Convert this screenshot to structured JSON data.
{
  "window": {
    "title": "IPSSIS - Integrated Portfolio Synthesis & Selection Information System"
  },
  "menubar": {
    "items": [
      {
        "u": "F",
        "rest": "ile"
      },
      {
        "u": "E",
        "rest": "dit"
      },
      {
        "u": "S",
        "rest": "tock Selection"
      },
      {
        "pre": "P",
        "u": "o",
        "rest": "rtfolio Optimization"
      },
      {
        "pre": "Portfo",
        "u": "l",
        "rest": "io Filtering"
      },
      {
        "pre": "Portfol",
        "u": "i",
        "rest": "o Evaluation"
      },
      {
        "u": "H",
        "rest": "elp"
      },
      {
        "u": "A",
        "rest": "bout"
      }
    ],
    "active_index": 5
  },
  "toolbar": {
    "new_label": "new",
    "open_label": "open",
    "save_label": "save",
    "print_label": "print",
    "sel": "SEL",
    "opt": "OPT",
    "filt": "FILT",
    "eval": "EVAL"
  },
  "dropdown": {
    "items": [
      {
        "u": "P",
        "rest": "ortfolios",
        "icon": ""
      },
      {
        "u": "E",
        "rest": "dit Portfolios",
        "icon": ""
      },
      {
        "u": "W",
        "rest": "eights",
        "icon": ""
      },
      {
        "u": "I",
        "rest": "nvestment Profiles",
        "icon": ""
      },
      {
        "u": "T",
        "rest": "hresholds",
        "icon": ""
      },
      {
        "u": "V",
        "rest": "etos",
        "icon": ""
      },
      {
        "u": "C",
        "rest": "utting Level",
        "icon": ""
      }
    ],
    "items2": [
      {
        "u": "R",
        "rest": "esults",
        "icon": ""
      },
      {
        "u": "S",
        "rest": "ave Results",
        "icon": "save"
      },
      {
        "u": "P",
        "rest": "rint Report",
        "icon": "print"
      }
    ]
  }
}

* * * *

_AIM_
Copy all of the data. Keep every word exactly as it is.

_COMPLETED TASK_
Convert this screenshot to structured JSON data.
{
  "window": {
    "title": "IPSSIS - Integrated Portfolio Synthesis & Selection Information System"
  },
  "menubar": {
    "items": [
      {
        "u": "F",
        "rest": "ile"
      },
      {
        "u": "E",
        "rest": "dit"
      },
      {
        "u": "S",
        "rest": "tock Selection"
      },
      {
        "pre": "P",
        "u": "o",
        "rest": "rtfolio Optimization"
      },
      {
        "pre": "Portfo",
        "u": "l",
        "rest": "io Filtering"
      },
      {
        "pre": "Portfol",
        "u": "i",
        "rest": "o Evaluation"
      },
      {
        "u": "H",
        "rest": "elp"
      },
      {
        "u": "A",
        "rest": "bout"
      }
    ],
    "active_index": 5
  },
  "toolbar": {
    "new_label": "new",
    "open_label": "open",
    "save_label": "save",
    "print_label": "print",
    "sel": "SEL",
    "opt": "OPT",
    "filt": "FILT",
    "eval": "EVAL"
  },
  "dropdown": {
    "items": [
      {
        "u": "P",
        "rest": "ortfolios",
        "icon": ""
      },
      {
        "u": "E",
        "rest": "dit Portfolios",
        "icon": ""
      },
      {
        "u": "W",
        "rest": "eights",
        "icon": ""
      },
      {
        "u": "I",
        "rest": "nvestment Profiles",
        "icon": ""
      },
      {
        "u": "T",
        "rest": "hresholds",
        "icon": ""
      },
      {
        "u": "V",
        "rest": "etos",
        "icon": ""
      },
      {
        "u": "C",
        "rest": "utting Level",
        "icon": ""
      }
    ],
    "items2": [
      {
        "u": "R",
        "rest": "esults",
        "icon": ""
      },
      {
        "u": "S",
        "rest": "ave Results",
        "icon": "save"
      },
      {
        "u": "P",
        "rest": "rint Report",
        "icon": "print"
      }
    ]
  }
}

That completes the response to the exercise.